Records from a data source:
########################################
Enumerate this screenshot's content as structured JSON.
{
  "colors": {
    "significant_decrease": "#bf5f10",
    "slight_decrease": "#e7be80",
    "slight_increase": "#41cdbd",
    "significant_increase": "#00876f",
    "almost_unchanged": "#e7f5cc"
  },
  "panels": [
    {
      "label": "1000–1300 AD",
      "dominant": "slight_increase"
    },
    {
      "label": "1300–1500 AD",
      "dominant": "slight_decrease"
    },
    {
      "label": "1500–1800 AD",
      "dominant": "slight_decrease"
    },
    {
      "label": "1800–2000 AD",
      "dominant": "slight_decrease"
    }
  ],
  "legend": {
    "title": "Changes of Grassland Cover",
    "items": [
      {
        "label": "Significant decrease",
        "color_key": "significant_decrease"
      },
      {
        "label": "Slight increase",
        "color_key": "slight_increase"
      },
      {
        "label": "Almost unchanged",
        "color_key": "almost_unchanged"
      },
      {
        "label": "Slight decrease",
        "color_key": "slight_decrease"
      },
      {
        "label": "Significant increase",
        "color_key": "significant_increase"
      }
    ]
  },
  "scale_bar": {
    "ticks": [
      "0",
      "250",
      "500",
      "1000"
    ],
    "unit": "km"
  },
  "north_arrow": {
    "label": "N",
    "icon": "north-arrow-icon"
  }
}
########################################
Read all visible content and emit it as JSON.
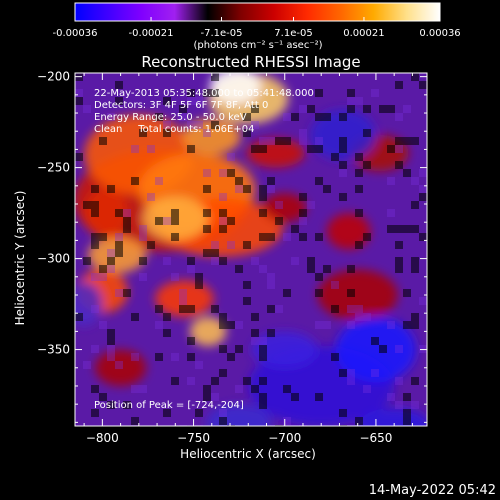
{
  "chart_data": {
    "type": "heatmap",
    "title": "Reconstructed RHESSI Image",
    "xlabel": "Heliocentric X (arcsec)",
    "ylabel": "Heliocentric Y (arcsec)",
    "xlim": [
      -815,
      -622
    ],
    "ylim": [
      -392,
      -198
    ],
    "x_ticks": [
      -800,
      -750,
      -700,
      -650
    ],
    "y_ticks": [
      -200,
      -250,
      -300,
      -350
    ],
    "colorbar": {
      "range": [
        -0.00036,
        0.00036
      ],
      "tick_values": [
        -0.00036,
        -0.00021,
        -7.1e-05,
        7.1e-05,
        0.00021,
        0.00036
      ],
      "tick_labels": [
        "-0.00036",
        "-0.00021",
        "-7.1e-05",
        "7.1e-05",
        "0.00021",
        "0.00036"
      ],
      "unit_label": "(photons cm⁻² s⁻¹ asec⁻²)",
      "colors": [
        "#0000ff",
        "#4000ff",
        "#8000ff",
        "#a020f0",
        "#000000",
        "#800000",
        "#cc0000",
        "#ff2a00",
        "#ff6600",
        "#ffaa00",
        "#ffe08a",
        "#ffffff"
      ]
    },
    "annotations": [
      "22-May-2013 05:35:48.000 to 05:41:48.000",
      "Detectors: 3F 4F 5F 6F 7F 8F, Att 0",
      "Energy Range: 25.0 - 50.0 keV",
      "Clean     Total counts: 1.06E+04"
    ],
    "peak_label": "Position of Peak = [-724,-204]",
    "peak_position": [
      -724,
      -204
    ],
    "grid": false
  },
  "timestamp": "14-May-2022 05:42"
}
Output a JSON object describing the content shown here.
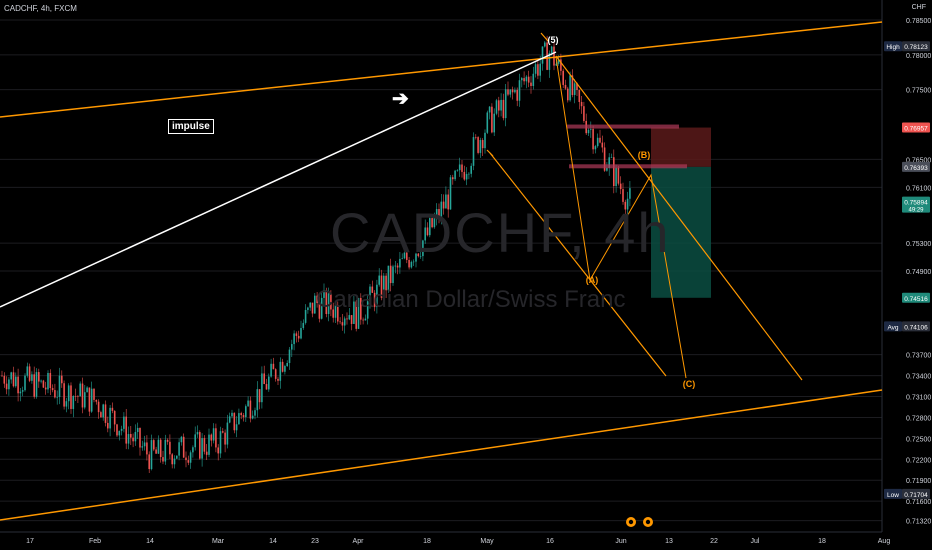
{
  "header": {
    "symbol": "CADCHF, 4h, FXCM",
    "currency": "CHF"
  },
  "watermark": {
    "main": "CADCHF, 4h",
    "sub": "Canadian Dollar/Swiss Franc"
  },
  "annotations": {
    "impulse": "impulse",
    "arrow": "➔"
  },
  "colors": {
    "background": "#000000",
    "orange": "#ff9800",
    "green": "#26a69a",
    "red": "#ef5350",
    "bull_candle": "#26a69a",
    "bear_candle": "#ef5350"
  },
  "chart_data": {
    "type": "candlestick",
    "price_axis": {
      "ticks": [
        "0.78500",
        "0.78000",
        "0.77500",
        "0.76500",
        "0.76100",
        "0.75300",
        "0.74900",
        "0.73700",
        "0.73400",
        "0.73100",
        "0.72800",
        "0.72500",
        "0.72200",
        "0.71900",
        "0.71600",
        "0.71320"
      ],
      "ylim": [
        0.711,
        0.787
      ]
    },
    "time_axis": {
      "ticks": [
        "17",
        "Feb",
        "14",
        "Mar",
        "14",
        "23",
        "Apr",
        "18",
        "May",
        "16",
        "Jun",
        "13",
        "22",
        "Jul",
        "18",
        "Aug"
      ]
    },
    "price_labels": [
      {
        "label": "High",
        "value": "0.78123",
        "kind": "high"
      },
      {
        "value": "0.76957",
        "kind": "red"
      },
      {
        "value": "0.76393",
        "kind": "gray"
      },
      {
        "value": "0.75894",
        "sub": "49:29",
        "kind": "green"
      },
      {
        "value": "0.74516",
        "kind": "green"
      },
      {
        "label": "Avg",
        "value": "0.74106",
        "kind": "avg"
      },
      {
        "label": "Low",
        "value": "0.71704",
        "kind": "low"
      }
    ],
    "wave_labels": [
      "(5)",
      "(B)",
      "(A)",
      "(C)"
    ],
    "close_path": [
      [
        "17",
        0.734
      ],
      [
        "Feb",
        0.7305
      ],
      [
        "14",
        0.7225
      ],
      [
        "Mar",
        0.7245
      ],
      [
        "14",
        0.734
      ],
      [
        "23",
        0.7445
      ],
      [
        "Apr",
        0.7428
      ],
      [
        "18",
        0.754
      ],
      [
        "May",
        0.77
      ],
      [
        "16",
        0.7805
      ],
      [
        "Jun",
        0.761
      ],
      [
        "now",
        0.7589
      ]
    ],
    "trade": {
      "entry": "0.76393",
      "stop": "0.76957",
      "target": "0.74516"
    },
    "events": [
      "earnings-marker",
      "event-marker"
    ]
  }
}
########################################
> _WHAT THE EXERCISE ASKS_:
Copy all lines from the listing that contain "arcsec".

> _IN RESPONSE_:
    "xlabel": "Heliocentric X (arcsec)",
    "ylabel": "Heliocentric Y (arcsec)",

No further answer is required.